Short problem:
Transcribe the whole listing without a single picture.

Supplied records:
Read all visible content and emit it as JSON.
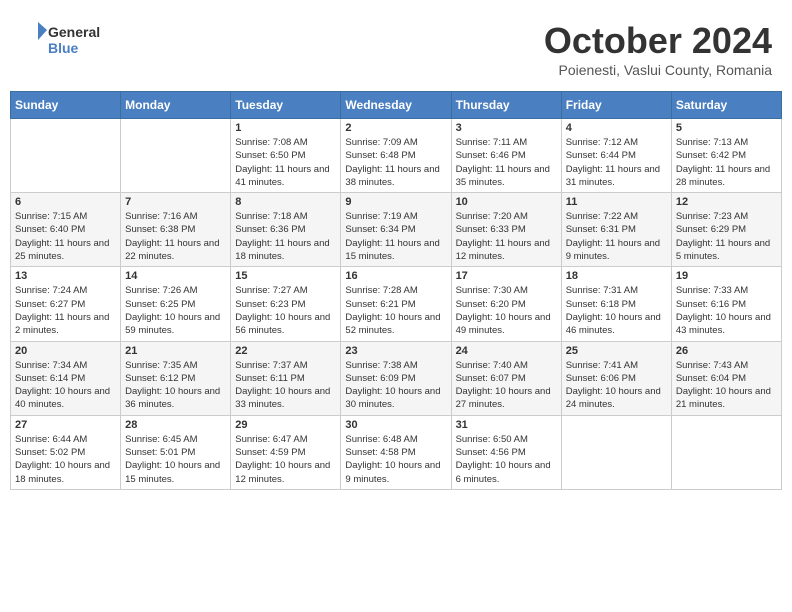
{
  "header": {
    "logo_general": "General",
    "logo_blue": "Blue",
    "month_title": "October 2024",
    "subtitle": "Poienesti, Vaslui County, Romania"
  },
  "days_of_week": [
    "Sunday",
    "Monday",
    "Tuesday",
    "Wednesday",
    "Thursday",
    "Friday",
    "Saturday"
  ],
  "weeks": [
    [
      {
        "day": "",
        "info": ""
      },
      {
        "day": "",
        "info": ""
      },
      {
        "day": "1",
        "info": "Sunrise: 7:08 AM\nSunset: 6:50 PM\nDaylight: 11 hours and 41 minutes."
      },
      {
        "day": "2",
        "info": "Sunrise: 7:09 AM\nSunset: 6:48 PM\nDaylight: 11 hours and 38 minutes."
      },
      {
        "day": "3",
        "info": "Sunrise: 7:11 AM\nSunset: 6:46 PM\nDaylight: 11 hours and 35 minutes."
      },
      {
        "day": "4",
        "info": "Sunrise: 7:12 AM\nSunset: 6:44 PM\nDaylight: 11 hours and 31 minutes."
      },
      {
        "day": "5",
        "info": "Sunrise: 7:13 AM\nSunset: 6:42 PM\nDaylight: 11 hours and 28 minutes."
      }
    ],
    [
      {
        "day": "6",
        "info": "Sunrise: 7:15 AM\nSunset: 6:40 PM\nDaylight: 11 hours and 25 minutes."
      },
      {
        "day": "7",
        "info": "Sunrise: 7:16 AM\nSunset: 6:38 PM\nDaylight: 11 hours and 22 minutes."
      },
      {
        "day": "8",
        "info": "Sunrise: 7:18 AM\nSunset: 6:36 PM\nDaylight: 11 hours and 18 minutes."
      },
      {
        "day": "9",
        "info": "Sunrise: 7:19 AM\nSunset: 6:34 PM\nDaylight: 11 hours and 15 minutes."
      },
      {
        "day": "10",
        "info": "Sunrise: 7:20 AM\nSunset: 6:33 PM\nDaylight: 11 hours and 12 minutes."
      },
      {
        "day": "11",
        "info": "Sunrise: 7:22 AM\nSunset: 6:31 PM\nDaylight: 11 hours and 9 minutes."
      },
      {
        "day": "12",
        "info": "Sunrise: 7:23 AM\nSunset: 6:29 PM\nDaylight: 11 hours and 5 minutes."
      }
    ],
    [
      {
        "day": "13",
        "info": "Sunrise: 7:24 AM\nSunset: 6:27 PM\nDaylight: 11 hours and 2 minutes."
      },
      {
        "day": "14",
        "info": "Sunrise: 7:26 AM\nSunset: 6:25 PM\nDaylight: 10 hours and 59 minutes."
      },
      {
        "day": "15",
        "info": "Sunrise: 7:27 AM\nSunset: 6:23 PM\nDaylight: 10 hours and 56 minutes."
      },
      {
        "day": "16",
        "info": "Sunrise: 7:28 AM\nSunset: 6:21 PM\nDaylight: 10 hours and 52 minutes."
      },
      {
        "day": "17",
        "info": "Sunrise: 7:30 AM\nSunset: 6:20 PM\nDaylight: 10 hours and 49 minutes."
      },
      {
        "day": "18",
        "info": "Sunrise: 7:31 AM\nSunset: 6:18 PM\nDaylight: 10 hours and 46 minutes."
      },
      {
        "day": "19",
        "info": "Sunrise: 7:33 AM\nSunset: 6:16 PM\nDaylight: 10 hours and 43 minutes."
      }
    ],
    [
      {
        "day": "20",
        "info": "Sunrise: 7:34 AM\nSunset: 6:14 PM\nDaylight: 10 hours and 40 minutes."
      },
      {
        "day": "21",
        "info": "Sunrise: 7:35 AM\nSunset: 6:12 PM\nDaylight: 10 hours and 36 minutes."
      },
      {
        "day": "22",
        "info": "Sunrise: 7:37 AM\nSunset: 6:11 PM\nDaylight: 10 hours and 33 minutes."
      },
      {
        "day": "23",
        "info": "Sunrise: 7:38 AM\nSunset: 6:09 PM\nDaylight: 10 hours and 30 minutes."
      },
      {
        "day": "24",
        "info": "Sunrise: 7:40 AM\nSunset: 6:07 PM\nDaylight: 10 hours and 27 minutes."
      },
      {
        "day": "25",
        "info": "Sunrise: 7:41 AM\nSunset: 6:06 PM\nDaylight: 10 hours and 24 minutes."
      },
      {
        "day": "26",
        "info": "Sunrise: 7:43 AM\nSunset: 6:04 PM\nDaylight: 10 hours and 21 minutes."
      }
    ],
    [
      {
        "day": "27",
        "info": "Sunrise: 6:44 AM\nSunset: 5:02 PM\nDaylight: 10 hours and 18 minutes."
      },
      {
        "day": "28",
        "info": "Sunrise: 6:45 AM\nSunset: 5:01 PM\nDaylight: 10 hours and 15 minutes."
      },
      {
        "day": "29",
        "info": "Sunrise: 6:47 AM\nSunset: 4:59 PM\nDaylight: 10 hours and 12 minutes."
      },
      {
        "day": "30",
        "info": "Sunrise: 6:48 AM\nSunset: 4:58 PM\nDaylight: 10 hours and 9 minutes."
      },
      {
        "day": "31",
        "info": "Sunrise: 6:50 AM\nSunset: 4:56 PM\nDaylight: 10 hours and 6 minutes."
      },
      {
        "day": "",
        "info": ""
      },
      {
        "day": "",
        "info": ""
      }
    ]
  ]
}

Exercise answer:
Read all visible content and emit it as JSON.
{
  "header": {
    "logo_general": "General",
    "logo_blue": "Blue",
    "month_title": "October 2024",
    "subtitle": "Poienesti, Vaslui County, Romania"
  },
  "days_of_week": [
    "Sunday",
    "Monday",
    "Tuesday",
    "Wednesday",
    "Thursday",
    "Friday",
    "Saturday"
  ],
  "weeks": [
    [
      {
        "day": "",
        "info": ""
      },
      {
        "day": "",
        "info": ""
      },
      {
        "day": "1",
        "info": "Sunrise: 7:08 AM\nSunset: 6:50 PM\nDaylight: 11 hours and 41 minutes."
      },
      {
        "day": "2",
        "info": "Sunrise: 7:09 AM\nSunset: 6:48 PM\nDaylight: 11 hours and 38 minutes."
      },
      {
        "day": "3",
        "info": "Sunrise: 7:11 AM\nSunset: 6:46 PM\nDaylight: 11 hours and 35 minutes."
      },
      {
        "day": "4",
        "info": "Sunrise: 7:12 AM\nSunset: 6:44 PM\nDaylight: 11 hours and 31 minutes."
      },
      {
        "day": "5",
        "info": "Sunrise: 7:13 AM\nSunset: 6:42 PM\nDaylight: 11 hours and 28 minutes."
      }
    ],
    [
      {
        "day": "6",
        "info": "Sunrise: 7:15 AM\nSunset: 6:40 PM\nDaylight: 11 hours and 25 minutes."
      },
      {
        "day": "7",
        "info": "Sunrise: 7:16 AM\nSunset: 6:38 PM\nDaylight: 11 hours and 22 minutes."
      },
      {
        "day": "8",
        "info": "Sunrise: 7:18 AM\nSunset: 6:36 PM\nDaylight: 11 hours and 18 minutes."
      },
      {
        "day": "9",
        "info": "Sunrise: 7:19 AM\nSunset: 6:34 PM\nDaylight: 11 hours and 15 minutes."
      },
      {
        "day": "10",
        "info": "Sunrise: 7:20 AM\nSunset: 6:33 PM\nDaylight: 11 hours and 12 minutes."
      },
      {
        "day": "11",
        "info": "Sunrise: 7:22 AM\nSunset: 6:31 PM\nDaylight: 11 hours and 9 minutes."
      },
      {
        "day": "12",
        "info": "Sunrise: 7:23 AM\nSunset: 6:29 PM\nDaylight: 11 hours and 5 minutes."
      }
    ],
    [
      {
        "day": "13",
        "info": "Sunrise: 7:24 AM\nSunset: 6:27 PM\nDaylight: 11 hours and 2 minutes."
      },
      {
        "day": "14",
        "info": "Sunrise: 7:26 AM\nSunset: 6:25 PM\nDaylight: 10 hours and 59 minutes."
      },
      {
        "day": "15",
        "info": "Sunrise: 7:27 AM\nSunset: 6:23 PM\nDaylight: 10 hours and 56 minutes."
      },
      {
        "day": "16",
        "info": "Sunrise: 7:28 AM\nSunset: 6:21 PM\nDaylight: 10 hours and 52 minutes."
      },
      {
        "day": "17",
        "info": "Sunrise: 7:30 AM\nSunset: 6:20 PM\nDaylight: 10 hours and 49 minutes."
      },
      {
        "day": "18",
        "info": "Sunrise: 7:31 AM\nSunset: 6:18 PM\nDaylight: 10 hours and 46 minutes."
      },
      {
        "day": "19",
        "info": "Sunrise: 7:33 AM\nSunset: 6:16 PM\nDaylight: 10 hours and 43 minutes."
      }
    ],
    [
      {
        "day": "20",
        "info": "Sunrise: 7:34 AM\nSunset: 6:14 PM\nDaylight: 10 hours and 40 minutes."
      },
      {
        "day": "21",
        "info": "Sunrise: 7:35 AM\nSunset: 6:12 PM\nDaylight: 10 hours and 36 minutes."
      },
      {
        "day": "22",
        "info": "Sunrise: 7:37 AM\nSunset: 6:11 PM\nDaylight: 10 hours and 33 minutes."
      },
      {
        "day": "23",
        "info": "Sunrise: 7:38 AM\nSunset: 6:09 PM\nDaylight: 10 hours and 30 minutes."
      },
      {
        "day": "24",
        "info": "Sunrise: 7:40 AM\nSunset: 6:07 PM\nDaylight: 10 hours and 27 minutes."
      },
      {
        "day": "25",
        "info": "Sunrise: 7:41 AM\nSunset: 6:06 PM\nDaylight: 10 hours and 24 minutes."
      },
      {
        "day": "26",
        "info": "Sunrise: 7:43 AM\nSunset: 6:04 PM\nDaylight: 10 hours and 21 minutes."
      }
    ],
    [
      {
        "day": "27",
        "info": "Sunrise: 6:44 AM\nSunset: 5:02 PM\nDaylight: 10 hours and 18 minutes."
      },
      {
        "day": "28",
        "info": "Sunrise: 6:45 AM\nSunset: 5:01 PM\nDaylight: 10 hours and 15 minutes."
      },
      {
        "day": "29",
        "info": "Sunrise: 6:47 AM\nSunset: 4:59 PM\nDaylight: 10 hours and 12 minutes."
      },
      {
        "day": "30",
        "info": "Sunrise: 6:48 AM\nSunset: 4:58 PM\nDaylight: 10 hours and 9 minutes."
      },
      {
        "day": "31",
        "info": "Sunrise: 6:50 AM\nSunset: 4:56 PM\nDaylight: 10 hours and 6 minutes."
      },
      {
        "day": "",
        "info": ""
      },
      {
        "day": "",
        "info": ""
      }
    ]
  ]
}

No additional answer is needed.